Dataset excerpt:
↓

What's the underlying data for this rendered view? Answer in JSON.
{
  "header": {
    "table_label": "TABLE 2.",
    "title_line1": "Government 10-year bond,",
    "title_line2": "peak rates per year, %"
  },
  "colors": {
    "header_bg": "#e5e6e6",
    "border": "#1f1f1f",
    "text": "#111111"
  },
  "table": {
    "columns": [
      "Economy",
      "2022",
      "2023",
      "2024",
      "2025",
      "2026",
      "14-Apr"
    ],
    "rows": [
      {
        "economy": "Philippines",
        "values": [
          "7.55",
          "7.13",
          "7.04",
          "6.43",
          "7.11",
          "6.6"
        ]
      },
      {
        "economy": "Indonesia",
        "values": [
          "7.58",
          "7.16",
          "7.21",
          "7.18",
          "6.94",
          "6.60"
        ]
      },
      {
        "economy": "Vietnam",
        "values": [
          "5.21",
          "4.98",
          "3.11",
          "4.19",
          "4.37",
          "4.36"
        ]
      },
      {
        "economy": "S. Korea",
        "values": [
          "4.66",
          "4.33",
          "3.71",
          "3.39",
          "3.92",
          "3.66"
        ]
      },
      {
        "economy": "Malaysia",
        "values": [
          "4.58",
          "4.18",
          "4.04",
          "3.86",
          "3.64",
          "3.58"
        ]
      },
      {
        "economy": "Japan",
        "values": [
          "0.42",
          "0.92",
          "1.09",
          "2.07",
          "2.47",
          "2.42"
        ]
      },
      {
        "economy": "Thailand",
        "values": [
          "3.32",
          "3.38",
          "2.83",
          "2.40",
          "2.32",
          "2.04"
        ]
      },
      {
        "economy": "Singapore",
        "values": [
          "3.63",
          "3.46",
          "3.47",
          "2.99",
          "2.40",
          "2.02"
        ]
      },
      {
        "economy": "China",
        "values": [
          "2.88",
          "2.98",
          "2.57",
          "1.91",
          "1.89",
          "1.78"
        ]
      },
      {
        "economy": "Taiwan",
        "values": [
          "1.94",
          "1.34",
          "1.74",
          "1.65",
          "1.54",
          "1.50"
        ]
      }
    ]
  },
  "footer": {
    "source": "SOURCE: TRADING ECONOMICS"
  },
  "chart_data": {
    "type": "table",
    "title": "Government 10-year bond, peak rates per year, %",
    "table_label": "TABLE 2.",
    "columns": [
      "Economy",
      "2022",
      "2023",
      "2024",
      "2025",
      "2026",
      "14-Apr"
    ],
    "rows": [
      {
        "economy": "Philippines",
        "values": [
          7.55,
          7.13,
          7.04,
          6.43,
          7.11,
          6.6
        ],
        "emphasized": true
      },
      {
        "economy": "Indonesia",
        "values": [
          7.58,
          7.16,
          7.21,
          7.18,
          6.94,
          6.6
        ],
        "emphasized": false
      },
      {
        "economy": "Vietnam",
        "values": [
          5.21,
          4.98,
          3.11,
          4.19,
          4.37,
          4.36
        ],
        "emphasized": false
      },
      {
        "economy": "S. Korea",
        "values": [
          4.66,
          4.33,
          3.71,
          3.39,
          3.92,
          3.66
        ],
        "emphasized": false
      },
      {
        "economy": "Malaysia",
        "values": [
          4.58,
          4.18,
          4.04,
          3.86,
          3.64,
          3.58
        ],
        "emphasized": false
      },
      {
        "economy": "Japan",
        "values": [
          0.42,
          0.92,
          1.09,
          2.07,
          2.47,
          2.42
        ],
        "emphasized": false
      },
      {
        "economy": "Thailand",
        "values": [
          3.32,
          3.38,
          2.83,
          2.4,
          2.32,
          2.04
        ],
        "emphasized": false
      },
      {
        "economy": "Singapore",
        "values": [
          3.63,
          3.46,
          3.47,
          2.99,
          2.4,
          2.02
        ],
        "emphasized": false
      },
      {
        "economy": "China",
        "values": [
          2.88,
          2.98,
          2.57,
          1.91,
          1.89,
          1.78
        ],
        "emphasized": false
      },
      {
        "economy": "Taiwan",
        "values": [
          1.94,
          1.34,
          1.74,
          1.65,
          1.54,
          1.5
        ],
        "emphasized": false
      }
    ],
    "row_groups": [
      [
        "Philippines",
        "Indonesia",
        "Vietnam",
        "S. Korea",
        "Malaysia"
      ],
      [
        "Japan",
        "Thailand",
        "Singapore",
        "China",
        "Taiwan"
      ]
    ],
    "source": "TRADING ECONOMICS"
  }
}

↑

Request: Give the records above again, word for word.

Finished task:
What's the underlying data for this rendered view? Answer in JSON.
{
  "header": {
    "table_label": "TABLE 2.",
    "title_line1": "Government 10-year bond,",
    "title_line2": "peak rates per year, %"
  },
  "colors": {
    "header_bg": "#e5e6e6",
    "border": "#1f1f1f",
    "text": "#111111"
  },
  "table": {
    "columns": [
      "Economy",
      "2022",
      "2023",
      "2024",
      "2025",
      "2026",
      "14-Apr"
    ],
    "rows": [
      {
        "economy": "Philippines",
        "values": [
          "7.55",
          "7.13",
          "7.04",
          "6.43",
          "7.11",
          "6.6"
        ]
      },
      {
        "economy": "Indonesia",
        "values": [
          "7.58",
          "7.16",
          "7.21",
          "7.18",
          "6.94",
          "6.60"
        ]
      },
      {
        "economy": "Vietnam",
        "values": [
          "5.21",
          "4.98",
          "3.11",
          "4.19",
          "4.37",
          "4.36"
        ]
      },
      {
        "economy": "S. Korea",
        "values": [
          "4.66",
          "4.33",
          "3.71",
          "3.39",
          "3.92",
          "3.66"
        ]
      },
      {
        "economy": "Malaysia",
        "values": [
          "4.58",
          "4.18",
          "4.04",
          "3.86",
          "3.64",
          "3.58"
        ]
      },
      {
        "economy": "Japan",
        "values": [
          "0.42",
          "0.92",
          "1.09",
          "2.07",
          "2.47",
          "2.42"
        ]
      },
      {
        "economy": "Thailand",
        "values": [
          "3.32",
          "3.38",
          "2.83",
          "2.40",
          "2.32",
          "2.04"
        ]
      },
      {
        "economy": "Singapore",
        "values": [
          "3.63",
          "3.46",
          "3.47",
          "2.99",
          "2.40",
          "2.02"
        ]
      },
      {
        "economy": "China",
        "values": [
          "2.88",
          "2.98",
          "2.57",
          "1.91",
          "1.89",
          "1.78"
        ]
      },
      {
        "economy": "Taiwan",
        "values": [
          "1.94",
          "1.34",
          "1.74",
          "1.65",
          "1.54",
          "1.50"
        ]
      }
    ]
  },
  "footer": {
    "source": "SOURCE: TRADING ECONOMICS"
  },
  "chart_data": {
    "type": "table",
    "title": "Government 10-year bond, peak rates per year, %",
    "table_label": "TABLE 2.",
    "columns": [
      "Economy",
      "2022",
      "2023",
      "2024",
      "2025",
      "2026",
      "14-Apr"
    ],
    "rows": [
      {
        "economy": "Philippines",
        "values": [
          7.55,
          7.13,
          7.04,
          6.43,
          7.11,
          6.6
        ],
        "emphasized": true
      },
      {
        "economy": "Indonesia",
        "values": [
          7.58,
          7.16,
          7.21,
          7.18,
          6.94,
          6.6
        ],
        "emphasized": false
      },
      {
        "economy": "Vietnam",
        "values": [
          5.21,
          4.98,
          3.11,
          4.19,
          4.37,
          4.36
        ],
        "emphasized": false
      },
      {
        "economy": "S. Korea",
        "values": [
          4.66,
          4.33,
          3.71,
          3.39,
          3.92,
          3.66
        ],
        "emphasized": false
      },
      {
        "economy": "Malaysia",
        "values": [
          4.58,
          4.18,
          4.04,
          3.86,
          3.64,
          3.58
        ],
        "emphasized": false
      },
      {
        "economy": "Japan",
        "values": [
          0.42,
          0.92,
          1.09,
          2.07,
          2.47,
          2.42
        ],
        "emphasized": false
      },
      {
        "economy": "Thailand",
        "values": [
          3.32,
          3.38,
          2.83,
          2.4,
          2.32,
          2.04
        ],
        "emphasized": false
      },
      {
        "economy": "Singapore",
        "values": [
          3.63,
          3.46,
          3.47,
          2.99,
          2.4,
          2.02
        ],
        "emphasized": false
      },
      {
        "economy": "China",
        "values": [
          2.88,
          2.98,
          2.57,
          1.91,
          1.89,
          1.78
        ],
        "emphasized": false
      },
      {
        "economy": "Taiwan",
        "values": [
          1.94,
          1.34,
          1.74,
          1.65,
          1.54,
          1.5
        ],
        "emphasized": false
      }
    ],
    "row_groups": [
      [
        "Philippines",
        "Indonesia",
        "Vietnam",
        "S. Korea",
        "Malaysia"
      ],
      [
        "Japan",
        "Thailand",
        "Singapore",
        "China",
        "Taiwan"
      ]
    ],
    "source": "TRADING ECONOMICS"
  }
}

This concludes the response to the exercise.